> _WHAT YOU WILL DO_
Transcribe each entry. Change nothing.

(Interface dataset entries)
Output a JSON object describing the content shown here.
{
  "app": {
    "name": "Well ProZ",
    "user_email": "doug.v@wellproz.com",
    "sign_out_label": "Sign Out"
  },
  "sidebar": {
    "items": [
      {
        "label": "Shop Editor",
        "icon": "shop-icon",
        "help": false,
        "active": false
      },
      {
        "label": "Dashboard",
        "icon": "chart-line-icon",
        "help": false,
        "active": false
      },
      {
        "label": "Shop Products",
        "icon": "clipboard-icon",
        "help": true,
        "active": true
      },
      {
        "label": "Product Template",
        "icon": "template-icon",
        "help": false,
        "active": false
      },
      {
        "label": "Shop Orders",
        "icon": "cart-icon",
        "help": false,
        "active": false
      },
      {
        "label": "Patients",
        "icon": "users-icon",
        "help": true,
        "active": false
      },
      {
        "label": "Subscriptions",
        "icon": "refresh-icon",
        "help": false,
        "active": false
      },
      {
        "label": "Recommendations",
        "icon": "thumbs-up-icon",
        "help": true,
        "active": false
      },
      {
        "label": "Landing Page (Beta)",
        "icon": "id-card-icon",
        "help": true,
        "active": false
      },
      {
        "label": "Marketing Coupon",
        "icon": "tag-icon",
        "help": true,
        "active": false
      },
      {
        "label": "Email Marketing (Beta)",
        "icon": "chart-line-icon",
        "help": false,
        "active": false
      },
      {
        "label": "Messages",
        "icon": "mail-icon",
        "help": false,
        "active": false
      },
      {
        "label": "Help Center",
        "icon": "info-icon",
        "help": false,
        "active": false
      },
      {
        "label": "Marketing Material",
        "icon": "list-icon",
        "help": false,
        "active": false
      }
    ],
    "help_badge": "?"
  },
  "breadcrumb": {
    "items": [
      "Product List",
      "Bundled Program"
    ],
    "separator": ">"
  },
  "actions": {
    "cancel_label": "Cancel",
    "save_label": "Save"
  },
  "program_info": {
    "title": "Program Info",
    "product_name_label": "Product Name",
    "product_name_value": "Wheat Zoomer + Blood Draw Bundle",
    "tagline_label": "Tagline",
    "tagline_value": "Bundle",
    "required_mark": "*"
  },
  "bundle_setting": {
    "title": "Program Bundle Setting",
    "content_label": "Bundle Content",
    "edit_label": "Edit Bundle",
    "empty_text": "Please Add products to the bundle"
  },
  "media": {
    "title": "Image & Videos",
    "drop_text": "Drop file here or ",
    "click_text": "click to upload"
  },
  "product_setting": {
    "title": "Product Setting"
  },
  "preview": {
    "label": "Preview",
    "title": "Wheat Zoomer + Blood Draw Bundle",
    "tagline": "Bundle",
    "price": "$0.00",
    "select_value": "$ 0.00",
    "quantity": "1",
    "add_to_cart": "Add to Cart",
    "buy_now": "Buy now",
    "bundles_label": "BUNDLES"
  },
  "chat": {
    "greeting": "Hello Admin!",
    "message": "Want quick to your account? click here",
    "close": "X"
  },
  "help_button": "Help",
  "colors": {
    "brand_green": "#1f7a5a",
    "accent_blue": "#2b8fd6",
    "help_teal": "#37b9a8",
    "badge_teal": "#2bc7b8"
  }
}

> _OUTPUT FOR THIS EXERCISE_
Output a JSON object describing the content shown here.
{
  "app": {
    "name": "Well ProZ",
    "user_email": "doug.v@wellproz.com",
    "sign_out_label": "Sign Out"
  },
  "sidebar": {
    "items": [
      {
        "label": "Shop Editor",
        "icon": "shop-icon",
        "help": false,
        "active": false
      },
      {
        "label": "Dashboard",
        "icon": "chart-line-icon",
        "help": false,
        "active": false
      },
      {
        "label": "Shop Products",
        "icon": "clipboard-icon",
        "help": true,
        "active": true
      },
      {
        "label": "Product Template",
        "icon": "template-icon",
        "help": false,
        "active": false
      },
      {
        "label": "Shop Orders",
        "icon": "cart-icon",
        "help": false,
        "active": false
      },
      {
        "label": "Patients",
        "icon": "users-icon",
        "help": true,
        "active": false
      },
      {
        "label": "Subscriptions",
        "icon": "refresh-icon",
        "help": false,
        "active": false
      },
      {
        "label": "Recommendations",
        "icon": "thumbs-up-icon",
        "help": true,
        "active": false
      },
      {
        "label": "Landing Page (Beta)",
        "icon": "id-card-icon",
        "help": true,
        "active": false
      },
      {
        "label": "Marketing Coupon",
        "icon": "tag-icon",
        "help": true,
        "active": false
      },
      {
        "label": "Email Marketing (Beta)",
        "icon": "chart-line-icon",
        "help": false,
        "active": false
      },
      {
        "label": "Messages",
        "icon": "mail-icon",
        "help": false,
        "active": false
      },
      {
        "label": "Help Center",
        "icon": "info-icon",
        "help": false,
        "active": false
      },
      {
        "label": "Marketing Material",
        "icon": "list-icon",
        "help": false,
        "active": false
      }
    ],
    "help_badge": "?"
  },
  "breadcrumb": {
    "items": [
      "Product List",
      "Bundled Program"
    ],
    "separator": ">"
  },
  "actions": {
    "cancel_label": "Cancel",
    "save_label": "Save"
  },
  "program_info": {
    "title": "Program Info",
    "product_name_label": "Product Name",
    "product_name_value": "Wheat Zoomer + Blood Draw Bundle",
    "tagline_label": "Tagline",
    "tagline_value": "Bundle",
    "required_mark": "*"
  },
  "bundle_setting": {
    "title": "Program Bundle Setting",
    "content_label": "Bundle Content",
    "edit_label": "Edit Bundle",
    "empty_text": "Please Add products to the bundle"
  },
  "media": {
    "title": "Image & Videos",
    "drop_text": "Drop file here or ",
    "click_text": "click to upload"
  },
  "product_setting": {
    "title": "Product Setting"
  },
  "preview": {
    "label": "Preview",
    "title": "Wheat Zoomer + Blood Draw Bundle",
    "tagline": "Bundle",
    "price": "$0.00",
    "select_value": "$ 0.00",
    "quantity": "1",
    "add_to_cart": "Add to Cart",
    "buy_now": "Buy now",
    "bundles_label": "BUNDLES"
  },
  "chat": {
    "greeting": "Hello Admin!",
    "message": "Want quick to your account? click here",
    "close": "X"
  },
  "help_button": "Help",
  "colors": {
    "brand_green": "#1f7a5a",
    "accent_blue": "#2b8fd6",
    "help_teal": "#37b9a8",
    "badge_teal": "#2bc7b8"
  }
}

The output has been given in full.